Task →
Extract the complete listing and repeat it word for word.

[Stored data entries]
—————

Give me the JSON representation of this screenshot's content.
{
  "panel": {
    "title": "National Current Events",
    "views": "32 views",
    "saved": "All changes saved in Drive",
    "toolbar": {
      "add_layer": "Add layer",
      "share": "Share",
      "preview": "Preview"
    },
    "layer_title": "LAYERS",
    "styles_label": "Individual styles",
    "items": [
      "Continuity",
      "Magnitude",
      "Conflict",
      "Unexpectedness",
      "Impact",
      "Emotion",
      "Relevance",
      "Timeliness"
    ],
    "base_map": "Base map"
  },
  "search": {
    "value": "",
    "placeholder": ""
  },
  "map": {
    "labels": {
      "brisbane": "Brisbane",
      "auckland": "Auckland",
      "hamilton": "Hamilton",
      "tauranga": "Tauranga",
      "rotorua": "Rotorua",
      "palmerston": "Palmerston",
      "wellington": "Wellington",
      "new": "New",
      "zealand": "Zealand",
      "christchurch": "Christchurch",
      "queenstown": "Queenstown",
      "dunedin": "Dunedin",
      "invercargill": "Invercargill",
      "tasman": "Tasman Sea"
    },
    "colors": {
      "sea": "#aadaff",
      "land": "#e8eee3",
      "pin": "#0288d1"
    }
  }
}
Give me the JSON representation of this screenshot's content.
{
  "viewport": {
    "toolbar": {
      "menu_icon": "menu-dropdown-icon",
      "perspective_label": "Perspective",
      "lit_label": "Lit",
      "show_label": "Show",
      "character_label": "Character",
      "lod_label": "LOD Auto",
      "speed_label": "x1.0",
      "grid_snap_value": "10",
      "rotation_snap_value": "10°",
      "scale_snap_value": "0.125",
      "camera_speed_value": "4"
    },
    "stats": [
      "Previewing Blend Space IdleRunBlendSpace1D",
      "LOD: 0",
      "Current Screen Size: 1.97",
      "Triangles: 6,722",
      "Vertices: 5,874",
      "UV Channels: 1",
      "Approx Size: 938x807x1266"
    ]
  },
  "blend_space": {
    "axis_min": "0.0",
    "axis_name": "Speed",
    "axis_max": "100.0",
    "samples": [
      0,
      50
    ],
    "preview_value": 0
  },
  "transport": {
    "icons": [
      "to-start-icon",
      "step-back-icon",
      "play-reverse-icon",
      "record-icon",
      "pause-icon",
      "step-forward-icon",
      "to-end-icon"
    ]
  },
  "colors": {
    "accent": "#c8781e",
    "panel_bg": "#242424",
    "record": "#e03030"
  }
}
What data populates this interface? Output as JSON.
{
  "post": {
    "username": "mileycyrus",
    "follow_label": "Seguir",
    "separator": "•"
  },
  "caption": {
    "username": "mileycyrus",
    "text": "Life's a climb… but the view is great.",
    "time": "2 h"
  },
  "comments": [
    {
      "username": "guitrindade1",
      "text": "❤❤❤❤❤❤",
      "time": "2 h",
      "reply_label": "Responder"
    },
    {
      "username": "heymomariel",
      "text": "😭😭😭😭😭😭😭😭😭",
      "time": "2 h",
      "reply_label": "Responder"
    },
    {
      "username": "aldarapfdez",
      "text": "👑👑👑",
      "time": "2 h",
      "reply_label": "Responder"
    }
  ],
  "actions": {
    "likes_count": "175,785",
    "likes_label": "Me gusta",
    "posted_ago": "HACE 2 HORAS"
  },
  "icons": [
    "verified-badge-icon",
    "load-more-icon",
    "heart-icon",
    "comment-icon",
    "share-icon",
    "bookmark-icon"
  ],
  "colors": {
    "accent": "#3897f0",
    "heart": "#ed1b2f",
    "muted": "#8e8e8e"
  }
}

—————

Task answer →
Give me the JSON representation of this screenshot's content.
{
  "panel": {
    "title": "National Current Events",
    "views": "32 views",
    "saved": "All changes saved in Drive",
    "toolbar": {
      "add_layer": "Add layer",
      "share": "Share",
      "preview": "Preview"
    },
    "layer_title": "LAYERS",
    "styles_label": "Individual styles",
    "items": [
      "Continuity",
      "Magnitude",
      "Conflict",
      "Unexpectedness",
      "Impact",
      "Emotion",
      "Relevance",
      "Timeliness"
    ],
    "base_map": "Base map"
  },
  "search": {
    "value": "",
    "placeholder": ""
  },
  "map": {
    "labels": {
      "brisbane": "Brisbane",
      "auckland": "Auckland",
      "hamilton": "Hamilton",
      "tauranga": "Tauranga",
      "rotorua": "Rotorua",
      "palmerston": "Palmerston",
      "wellington": "Wellington",
      "new": "New",
      "zealand": "Zealand",
      "christchurch": "Christchurch",
      "queenstown": "Queenstown",
      "dunedin": "Dunedin",
      "invercargill": "Invercargill",
      "tasman": "Tasman Sea"
    },
    "colors": {
      "sea": "#aadaff",
      "land": "#e8eee3",
      "pin": "#0288d1"
    }
  }
}
Give me the JSON representation of this screenshot's content.
{
  "viewport": {
    "toolbar": {
      "menu_icon": "menu-dropdown-icon",
      "perspective_label": "Perspective",
      "lit_label": "Lit",
      "show_label": "Show",
      "character_label": "Character",
      "lod_label": "LOD Auto",
      "speed_label": "x1.0",
      "grid_snap_value": "10",
      "rotation_snap_value": "10°",
      "scale_snap_value": "0.125",
      "camera_speed_value": "4"
    },
    "stats": [
      "Previewing Blend Space IdleRunBlendSpace1D",
      "LOD: 0",
      "Current Screen Size: 1.97",
      "Triangles: 6,722",
      "Vertices: 5,874",
      "UV Channels: 1",
      "Approx Size: 938x807x1266"
    ]
  },
  "blend_space": {
    "axis_min": "0.0",
    "axis_name": "Speed",
    "axis_max": "100.0",
    "samples": [
      0,
      50
    ],
    "preview_value": 0
  },
  "transport": {
    "icons": [
      "to-start-icon",
      "step-back-icon",
      "play-reverse-icon",
      "record-icon",
      "pause-icon",
      "step-forward-icon",
      "to-end-icon"
    ]
  },
  "colors": {
    "accent": "#c8781e",
    "panel_bg": "#242424",
    "record": "#e03030"
  }
}
What data populates this interface? Output as JSON.
{
  "post": {
    "username": "mileycyrus",
    "follow_label": "Seguir",
    "separator": "•"
  },
  "caption": {
    "username": "mileycyrus",
    "text": "Life's a climb… but the view is great.",
    "time": "2 h"
  },
  "comments": [
    {
      "username": "guitrindade1",
      "text": "❤❤❤❤❤❤",
      "time": "2 h",
      "reply_label": "Responder"
    },
    {
      "username": "heymomariel",
      "text": "😭😭😭😭😭😭😭😭😭",
      "time": "2 h",
      "reply_label": "Responder"
    },
    {
      "username": "aldarapfdez",
      "text": "👑👑👑",
      "time": "2 h",
      "reply_label": "Responder"
    }
  ],
  "actions": {
    "likes_count": "175,785",
    "likes_label": "Me gusta",
    "posted_ago": "HACE 2 HORAS"
  },
  "icons": [
    "verified-badge-icon",
    "load-more-icon",
    "heart-icon",
    "comment-icon",
    "share-icon",
    "bookmark-icon"
  ],
  "colors": {
    "accent": "#3897f0",
    "heart": "#ed1b2f",
    "muted": "#8e8e8e"
  }
}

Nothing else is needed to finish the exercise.